Problem:
Return, word for word, every line that follows.

+ + +

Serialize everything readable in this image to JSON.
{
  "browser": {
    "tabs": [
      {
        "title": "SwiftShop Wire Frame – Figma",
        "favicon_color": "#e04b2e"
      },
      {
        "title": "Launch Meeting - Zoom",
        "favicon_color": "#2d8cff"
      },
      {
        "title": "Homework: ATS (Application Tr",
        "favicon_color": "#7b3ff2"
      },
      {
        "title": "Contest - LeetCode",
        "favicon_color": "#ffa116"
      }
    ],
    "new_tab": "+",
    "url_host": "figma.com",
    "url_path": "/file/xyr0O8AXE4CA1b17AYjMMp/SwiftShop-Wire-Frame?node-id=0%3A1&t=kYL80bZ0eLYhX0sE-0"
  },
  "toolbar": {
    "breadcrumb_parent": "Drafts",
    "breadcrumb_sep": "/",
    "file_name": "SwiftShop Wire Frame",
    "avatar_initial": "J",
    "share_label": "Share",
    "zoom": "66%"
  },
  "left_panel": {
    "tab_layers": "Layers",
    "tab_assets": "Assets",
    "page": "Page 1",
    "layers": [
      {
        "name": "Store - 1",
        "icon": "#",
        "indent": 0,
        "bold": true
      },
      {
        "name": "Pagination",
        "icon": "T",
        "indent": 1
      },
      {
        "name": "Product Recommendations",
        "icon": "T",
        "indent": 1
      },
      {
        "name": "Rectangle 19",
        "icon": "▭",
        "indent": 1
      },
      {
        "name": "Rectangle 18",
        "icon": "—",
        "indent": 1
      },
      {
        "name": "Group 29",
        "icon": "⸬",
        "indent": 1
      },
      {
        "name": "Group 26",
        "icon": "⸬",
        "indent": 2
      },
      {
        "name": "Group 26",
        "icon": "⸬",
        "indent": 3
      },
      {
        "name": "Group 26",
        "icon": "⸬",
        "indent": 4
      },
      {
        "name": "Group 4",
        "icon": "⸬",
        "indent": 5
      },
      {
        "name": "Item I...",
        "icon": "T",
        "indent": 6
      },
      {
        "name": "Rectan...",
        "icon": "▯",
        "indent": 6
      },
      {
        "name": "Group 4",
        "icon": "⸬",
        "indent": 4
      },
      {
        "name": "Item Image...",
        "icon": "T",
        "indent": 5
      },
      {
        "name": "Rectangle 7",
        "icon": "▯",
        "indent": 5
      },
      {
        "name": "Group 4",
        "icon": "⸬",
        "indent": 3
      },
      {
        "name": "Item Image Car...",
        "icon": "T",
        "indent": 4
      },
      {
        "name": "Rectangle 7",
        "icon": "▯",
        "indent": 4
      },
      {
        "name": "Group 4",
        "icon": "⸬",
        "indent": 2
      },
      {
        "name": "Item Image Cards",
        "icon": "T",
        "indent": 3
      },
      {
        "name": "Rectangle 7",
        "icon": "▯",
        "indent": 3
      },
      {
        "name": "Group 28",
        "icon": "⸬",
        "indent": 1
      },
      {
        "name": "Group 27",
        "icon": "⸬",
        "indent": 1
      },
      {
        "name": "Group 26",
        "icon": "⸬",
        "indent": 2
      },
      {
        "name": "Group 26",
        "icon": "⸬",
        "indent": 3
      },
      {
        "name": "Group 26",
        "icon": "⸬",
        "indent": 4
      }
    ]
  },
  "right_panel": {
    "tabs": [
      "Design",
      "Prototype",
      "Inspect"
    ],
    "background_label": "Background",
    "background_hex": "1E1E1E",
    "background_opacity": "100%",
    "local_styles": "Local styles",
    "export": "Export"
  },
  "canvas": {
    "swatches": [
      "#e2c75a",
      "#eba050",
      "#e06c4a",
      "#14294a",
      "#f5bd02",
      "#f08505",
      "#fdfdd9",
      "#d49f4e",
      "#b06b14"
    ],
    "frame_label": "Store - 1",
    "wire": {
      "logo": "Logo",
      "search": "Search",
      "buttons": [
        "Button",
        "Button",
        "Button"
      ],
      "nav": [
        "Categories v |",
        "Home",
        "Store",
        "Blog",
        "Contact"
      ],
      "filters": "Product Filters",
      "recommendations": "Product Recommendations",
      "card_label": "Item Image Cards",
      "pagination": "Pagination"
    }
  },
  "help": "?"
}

+ + +

Solution for this exercise:
Serialize everything readable in this image to JSON.
{
  "browser": {
    "tabs": [
      {
        "title": "SwiftShop Wire Frame – Figma",
        "favicon_color": "#e04b2e"
      },
      {
        "title": "Launch Meeting - Zoom",
        "favicon_color": "#2d8cff"
      },
      {
        "title": "Homework: ATS (Application Tr",
        "favicon_color": "#7b3ff2"
      },
      {
        "title": "Contest - LeetCode",
        "favicon_color": "#ffa116"
      }
    ],
    "new_tab": "+",
    "url_host": "figma.com",
    "url_path": "/file/xyr0O8AXE4CA1b17AYjMMp/SwiftShop-Wire-Frame?node-id=0%3A1&t=kYL80bZ0eLYhX0sE-0"
  },
  "toolbar": {
    "breadcrumb_parent": "Drafts",
    "breadcrumb_sep": "/",
    "file_name": "SwiftShop Wire Frame",
    "avatar_initial": "J",
    "share_label": "Share",
    "zoom": "66%"
  },
  "left_panel": {
    "tab_layers": "Layers",
    "tab_assets": "Assets",
    "page": "Page 1",
    "layers": [
      {
        "name": "Store - 1",
        "icon": "#",
        "indent": 0,
        "bold": true
      },
      {
        "name": "Pagination",
        "icon": "T",
        "indent": 1
      },
      {
        "name": "Product Recommendations",
        "icon": "T",
        "indent": 1
      },
      {
        "name": "Rectangle 19",
        "icon": "▭",
        "indent": 1
      },
      {
        "name": "Rectangle 18",
        "icon": "—",
        "indent": 1
      },
      {
        "name": "Group 29",
        "icon": "⸬",
        "indent": 1
      },
      {
        "name": "Group 26",
        "icon": "⸬",
        "indent": 2
      },
      {
        "name": "Group 26",
        "icon": "⸬",
        "indent": 3
      },
      {
        "name": "Group 26",
        "icon": "⸬",
        "indent": 4
      },
      {
        "name": "Group 4",
        "icon": "⸬",
        "indent": 5
      },
      {
        "name": "Item I...",
        "icon": "T",
        "indent": 6
      },
      {
        "name": "Rectan...",
        "icon": "▯",
        "indent": 6
      },
      {
        "name": "Group 4",
        "icon": "⸬",
        "indent": 4
      },
      {
        "name": "Item Image...",
        "icon": "T",
        "indent": 5
      },
      {
        "name": "Rectangle 7",
        "icon": "▯",
        "indent": 5
      },
      {
        "name": "Group 4",
        "icon": "⸬",
        "indent": 3
      },
      {
        "name": "Item Image Car...",
        "icon": "T",
        "indent": 4
      },
      {
        "name": "Rectangle 7",
        "icon": "▯",
        "indent": 4
      },
      {
        "name": "Group 4",
        "icon": "⸬",
        "indent": 2
      },
      {
        "name": "Item Image Cards",
        "icon": "T",
        "indent": 3
      },
      {
        "name": "Rectangle 7",
        "icon": "▯",
        "indent": 3
      },
      {
        "name": "Group 28",
        "icon": "⸬",
        "indent": 1
      },
      {
        "name": "Group 27",
        "icon": "⸬",
        "indent": 1
      },
      {
        "name": "Group 26",
        "icon": "⸬",
        "indent": 2
      },
      {
        "name": "Group 26",
        "icon": "⸬",
        "indent": 3
      },
      {
        "name": "Group 26",
        "icon": "⸬",
        "indent": 4
      }
    ]
  },
  "right_panel": {
    "tabs": [
      "Design",
      "Prototype",
      "Inspect"
    ],
    "background_label": "Background",
    "background_hex": "1E1E1E",
    "background_opacity": "100%",
    "local_styles": "Local styles",
    "export": "Export"
  },
  "canvas": {
    "swatches": [
      "#e2c75a",
      "#eba050",
      "#e06c4a",
      "#14294a",
      "#f5bd02",
      "#f08505",
      "#fdfdd9",
      "#d49f4e",
      "#b06b14"
    ],
    "frame_label": "Store - 1",
    "wire": {
      "logo": "Logo",
      "search": "Search",
      "buttons": [
        "Button",
        "Button",
        "Button"
      ],
      "nav": [
        "Categories v |",
        "Home",
        "Store",
        "Blog",
        "Contact"
      ],
      "filters": "Product Filters",
      "recommendations": "Product Recommendations",
      "card_label": "Item Image Cards",
      "pagination": "Pagination"
    }
  },
  "help": "?"
}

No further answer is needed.